* begin Data excerpts *

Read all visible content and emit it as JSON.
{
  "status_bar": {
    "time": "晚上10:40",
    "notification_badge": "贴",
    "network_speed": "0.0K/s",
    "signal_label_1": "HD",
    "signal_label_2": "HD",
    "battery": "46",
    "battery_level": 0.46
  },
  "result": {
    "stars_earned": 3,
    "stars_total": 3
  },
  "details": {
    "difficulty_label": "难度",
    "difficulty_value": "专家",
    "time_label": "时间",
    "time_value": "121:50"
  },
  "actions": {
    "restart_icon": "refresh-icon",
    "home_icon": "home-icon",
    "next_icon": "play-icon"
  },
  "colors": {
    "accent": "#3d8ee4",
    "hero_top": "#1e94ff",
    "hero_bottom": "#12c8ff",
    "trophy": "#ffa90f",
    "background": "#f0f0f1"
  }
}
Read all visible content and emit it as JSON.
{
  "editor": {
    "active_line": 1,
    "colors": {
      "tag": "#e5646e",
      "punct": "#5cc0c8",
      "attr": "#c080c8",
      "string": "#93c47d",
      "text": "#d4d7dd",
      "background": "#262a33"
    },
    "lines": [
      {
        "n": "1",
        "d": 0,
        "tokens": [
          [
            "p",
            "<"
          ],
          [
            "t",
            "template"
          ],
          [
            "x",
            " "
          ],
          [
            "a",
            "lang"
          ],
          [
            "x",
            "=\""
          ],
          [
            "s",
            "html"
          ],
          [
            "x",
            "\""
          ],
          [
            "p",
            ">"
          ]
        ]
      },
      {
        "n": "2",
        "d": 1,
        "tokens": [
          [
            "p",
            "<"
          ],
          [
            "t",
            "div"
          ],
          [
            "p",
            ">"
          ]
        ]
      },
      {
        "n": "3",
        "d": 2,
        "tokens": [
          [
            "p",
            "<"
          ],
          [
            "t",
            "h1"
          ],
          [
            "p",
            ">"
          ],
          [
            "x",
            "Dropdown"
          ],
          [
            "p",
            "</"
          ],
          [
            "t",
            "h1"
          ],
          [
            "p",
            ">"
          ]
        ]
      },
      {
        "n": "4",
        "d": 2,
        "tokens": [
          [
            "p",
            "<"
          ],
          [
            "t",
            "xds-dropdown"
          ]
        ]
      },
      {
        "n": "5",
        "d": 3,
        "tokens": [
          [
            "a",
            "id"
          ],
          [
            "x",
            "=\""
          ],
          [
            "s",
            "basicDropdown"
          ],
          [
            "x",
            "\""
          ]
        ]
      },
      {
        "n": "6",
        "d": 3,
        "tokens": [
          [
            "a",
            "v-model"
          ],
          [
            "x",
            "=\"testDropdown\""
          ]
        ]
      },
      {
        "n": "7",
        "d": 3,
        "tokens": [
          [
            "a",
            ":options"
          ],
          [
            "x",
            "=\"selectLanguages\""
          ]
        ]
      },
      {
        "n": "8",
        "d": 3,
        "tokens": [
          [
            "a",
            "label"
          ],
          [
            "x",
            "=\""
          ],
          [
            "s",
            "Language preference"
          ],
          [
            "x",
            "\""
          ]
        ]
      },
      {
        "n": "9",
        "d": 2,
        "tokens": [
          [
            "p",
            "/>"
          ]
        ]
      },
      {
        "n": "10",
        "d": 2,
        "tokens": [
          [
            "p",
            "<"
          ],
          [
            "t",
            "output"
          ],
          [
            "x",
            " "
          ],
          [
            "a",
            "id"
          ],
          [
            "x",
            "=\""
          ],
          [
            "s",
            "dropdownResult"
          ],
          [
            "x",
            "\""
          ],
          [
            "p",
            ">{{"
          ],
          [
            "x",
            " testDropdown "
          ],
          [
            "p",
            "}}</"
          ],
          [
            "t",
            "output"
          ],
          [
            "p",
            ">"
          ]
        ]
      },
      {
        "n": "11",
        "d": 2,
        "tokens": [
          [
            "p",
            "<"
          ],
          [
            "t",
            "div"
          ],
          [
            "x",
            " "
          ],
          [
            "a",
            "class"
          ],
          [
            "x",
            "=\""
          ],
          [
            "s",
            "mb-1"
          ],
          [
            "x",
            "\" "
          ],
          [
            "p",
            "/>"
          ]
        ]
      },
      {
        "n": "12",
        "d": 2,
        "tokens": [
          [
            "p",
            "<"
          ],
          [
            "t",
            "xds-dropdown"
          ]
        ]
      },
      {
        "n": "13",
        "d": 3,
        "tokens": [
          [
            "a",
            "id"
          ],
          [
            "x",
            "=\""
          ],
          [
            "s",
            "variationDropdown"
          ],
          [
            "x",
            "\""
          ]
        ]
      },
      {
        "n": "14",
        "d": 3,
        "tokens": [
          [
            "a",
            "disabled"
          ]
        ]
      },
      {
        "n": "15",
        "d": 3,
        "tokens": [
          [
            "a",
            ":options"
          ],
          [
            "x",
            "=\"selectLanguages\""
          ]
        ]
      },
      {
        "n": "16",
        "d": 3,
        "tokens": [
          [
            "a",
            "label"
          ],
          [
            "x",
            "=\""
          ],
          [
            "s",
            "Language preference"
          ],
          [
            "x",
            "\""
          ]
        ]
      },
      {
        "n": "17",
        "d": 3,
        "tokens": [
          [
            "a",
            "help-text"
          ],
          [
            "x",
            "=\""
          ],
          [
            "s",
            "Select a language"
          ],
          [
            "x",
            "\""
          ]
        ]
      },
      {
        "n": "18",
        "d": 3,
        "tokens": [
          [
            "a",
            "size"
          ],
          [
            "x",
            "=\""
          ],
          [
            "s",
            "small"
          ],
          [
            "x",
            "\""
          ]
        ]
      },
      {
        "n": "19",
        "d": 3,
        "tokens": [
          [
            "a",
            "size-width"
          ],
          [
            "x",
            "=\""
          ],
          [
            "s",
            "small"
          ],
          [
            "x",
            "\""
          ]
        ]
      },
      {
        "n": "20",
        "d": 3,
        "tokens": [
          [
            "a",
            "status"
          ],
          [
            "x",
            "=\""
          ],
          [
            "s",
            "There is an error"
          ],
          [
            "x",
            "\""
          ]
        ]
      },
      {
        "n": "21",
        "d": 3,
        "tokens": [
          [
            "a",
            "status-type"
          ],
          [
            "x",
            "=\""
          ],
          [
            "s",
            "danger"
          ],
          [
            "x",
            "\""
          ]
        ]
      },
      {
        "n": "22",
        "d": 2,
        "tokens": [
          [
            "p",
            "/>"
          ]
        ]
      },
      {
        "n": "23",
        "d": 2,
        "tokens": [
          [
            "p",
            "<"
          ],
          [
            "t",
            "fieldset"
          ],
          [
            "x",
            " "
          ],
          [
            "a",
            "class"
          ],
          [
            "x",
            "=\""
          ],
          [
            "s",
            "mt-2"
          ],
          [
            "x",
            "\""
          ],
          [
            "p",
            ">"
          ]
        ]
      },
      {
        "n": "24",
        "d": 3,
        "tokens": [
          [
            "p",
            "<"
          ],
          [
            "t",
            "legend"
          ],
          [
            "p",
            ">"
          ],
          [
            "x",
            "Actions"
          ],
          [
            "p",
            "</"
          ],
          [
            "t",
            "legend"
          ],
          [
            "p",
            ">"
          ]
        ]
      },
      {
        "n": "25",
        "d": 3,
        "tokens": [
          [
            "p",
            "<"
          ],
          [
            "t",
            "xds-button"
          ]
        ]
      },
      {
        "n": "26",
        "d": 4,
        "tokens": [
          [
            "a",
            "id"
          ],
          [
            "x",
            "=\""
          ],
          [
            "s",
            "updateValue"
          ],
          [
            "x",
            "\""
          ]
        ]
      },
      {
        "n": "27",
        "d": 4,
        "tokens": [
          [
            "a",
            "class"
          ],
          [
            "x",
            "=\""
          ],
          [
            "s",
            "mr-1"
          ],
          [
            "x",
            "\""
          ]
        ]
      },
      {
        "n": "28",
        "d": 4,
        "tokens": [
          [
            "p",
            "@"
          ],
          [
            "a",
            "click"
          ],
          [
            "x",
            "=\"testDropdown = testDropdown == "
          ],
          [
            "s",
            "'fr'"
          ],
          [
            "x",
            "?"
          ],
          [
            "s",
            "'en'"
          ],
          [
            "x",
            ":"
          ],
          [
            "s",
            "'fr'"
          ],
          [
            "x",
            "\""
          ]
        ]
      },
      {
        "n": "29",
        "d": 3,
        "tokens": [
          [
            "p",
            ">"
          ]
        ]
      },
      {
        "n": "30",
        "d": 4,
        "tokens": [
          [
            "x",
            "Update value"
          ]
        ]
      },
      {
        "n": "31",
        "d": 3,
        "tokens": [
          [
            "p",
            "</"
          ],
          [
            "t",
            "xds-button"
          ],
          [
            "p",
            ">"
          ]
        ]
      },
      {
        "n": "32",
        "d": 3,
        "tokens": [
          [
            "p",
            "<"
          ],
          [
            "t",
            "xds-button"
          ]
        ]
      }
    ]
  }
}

* end Data excerpts *

What to work on:
Pull out all lines from the entries above in which the word "testDropdown" appears.

Exercise answer:
            "=\"testDropdown\""
            " testDropdown "
            "=\"testDropdown = testDropdown == "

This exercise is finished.